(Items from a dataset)
_ _ _

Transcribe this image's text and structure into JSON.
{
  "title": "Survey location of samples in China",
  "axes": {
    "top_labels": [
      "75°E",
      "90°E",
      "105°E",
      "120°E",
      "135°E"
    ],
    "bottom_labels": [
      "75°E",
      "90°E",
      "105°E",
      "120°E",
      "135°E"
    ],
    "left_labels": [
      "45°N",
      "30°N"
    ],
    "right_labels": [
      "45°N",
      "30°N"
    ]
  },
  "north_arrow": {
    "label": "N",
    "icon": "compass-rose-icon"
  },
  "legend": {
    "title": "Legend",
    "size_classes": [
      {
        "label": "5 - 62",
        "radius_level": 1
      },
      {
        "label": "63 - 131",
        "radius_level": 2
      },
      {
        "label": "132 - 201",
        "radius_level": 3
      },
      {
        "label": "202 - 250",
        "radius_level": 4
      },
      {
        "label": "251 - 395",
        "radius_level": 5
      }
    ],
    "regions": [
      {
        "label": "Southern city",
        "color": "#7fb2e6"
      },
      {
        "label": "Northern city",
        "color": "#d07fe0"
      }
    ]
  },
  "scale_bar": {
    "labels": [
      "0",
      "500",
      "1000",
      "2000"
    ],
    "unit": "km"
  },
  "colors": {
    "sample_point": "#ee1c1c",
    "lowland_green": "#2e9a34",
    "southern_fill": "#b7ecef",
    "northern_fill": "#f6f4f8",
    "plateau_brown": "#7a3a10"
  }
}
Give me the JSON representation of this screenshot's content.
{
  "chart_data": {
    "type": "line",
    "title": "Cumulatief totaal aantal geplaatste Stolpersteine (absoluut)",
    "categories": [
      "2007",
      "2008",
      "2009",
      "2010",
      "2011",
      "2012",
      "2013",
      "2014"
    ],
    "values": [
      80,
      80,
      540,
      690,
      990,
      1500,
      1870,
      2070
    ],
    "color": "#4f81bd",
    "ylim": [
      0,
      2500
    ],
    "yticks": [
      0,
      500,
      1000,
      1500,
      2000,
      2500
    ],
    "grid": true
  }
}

_ _ _

THE TASK »
Repeat every record exactly as written, please.

CORRECT OUTPUT »
Transcribe this image's text and structure into JSON.
{
  "title": "Survey location of samples in China",
  "axes": {
    "top_labels": [
      "75°E",
      "90°E",
      "105°E",
      "120°E",
      "135°E"
    ],
    "bottom_labels": [
      "75°E",
      "90°E",
      "105°E",
      "120°E",
      "135°E"
    ],
    "left_labels": [
      "45°N",
      "30°N"
    ],
    "right_labels": [
      "45°N",
      "30°N"
    ]
  },
  "north_arrow": {
    "label": "N",
    "icon": "compass-rose-icon"
  },
  "legend": {
    "title": "Legend",
    "size_classes": [
      {
        "label": "5 - 62",
        "radius_level": 1
      },
      {
        "label": "63 - 131",
        "radius_level": 2
      },
      {
        "label": "132 - 201",
        "radius_level": 3
      },
      {
        "label": "202 - 250",
        "radius_level": 4
      },
      {
        "label": "251 - 395",
        "radius_level": 5
      }
    ],
    "regions": [
      {
        "label": "Southern city",
        "color": "#7fb2e6"
      },
      {
        "label": "Northern city",
        "color": "#d07fe0"
      }
    ]
  },
  "scale_bar": {
    "labels": [
      "0",
      "500",
      "1000",
      "2000"
    ],
    "unit": "km"
  },
  "colors": {
    "sample_point": "#ee1c1c",
    "lowland_green": "#2e9a34",
    "southern_fill": "#b7ecef",
    "northern_fill": "#f6f4f8",
    "plateau_brown": "#7a3a10"
  }
}
Give me the JSON representation of this screenshot's content.
{
  "chart_data": {
    "type": "line",
    "title": "Cumulatief totaal aantal geplaatste Stolpersteine (absoluut)",
    "categories": [
      "2007",
      "2008",
      "2009",
      "2010",
      "2011",
      "2012",
      "2013",
      "2014"
    ],
    "values": [
      80,
      80,
      540,
      690,
      990,
      1500,
      1870,
      2070
    ],
    "color": "#4f81bd",
    "ylim": [
      0,
      2500
    ],
    "yticks": [
      0,
      500,
      1000,
      1500,
      2000,
      2500
    ],
    "grid": true
  }
}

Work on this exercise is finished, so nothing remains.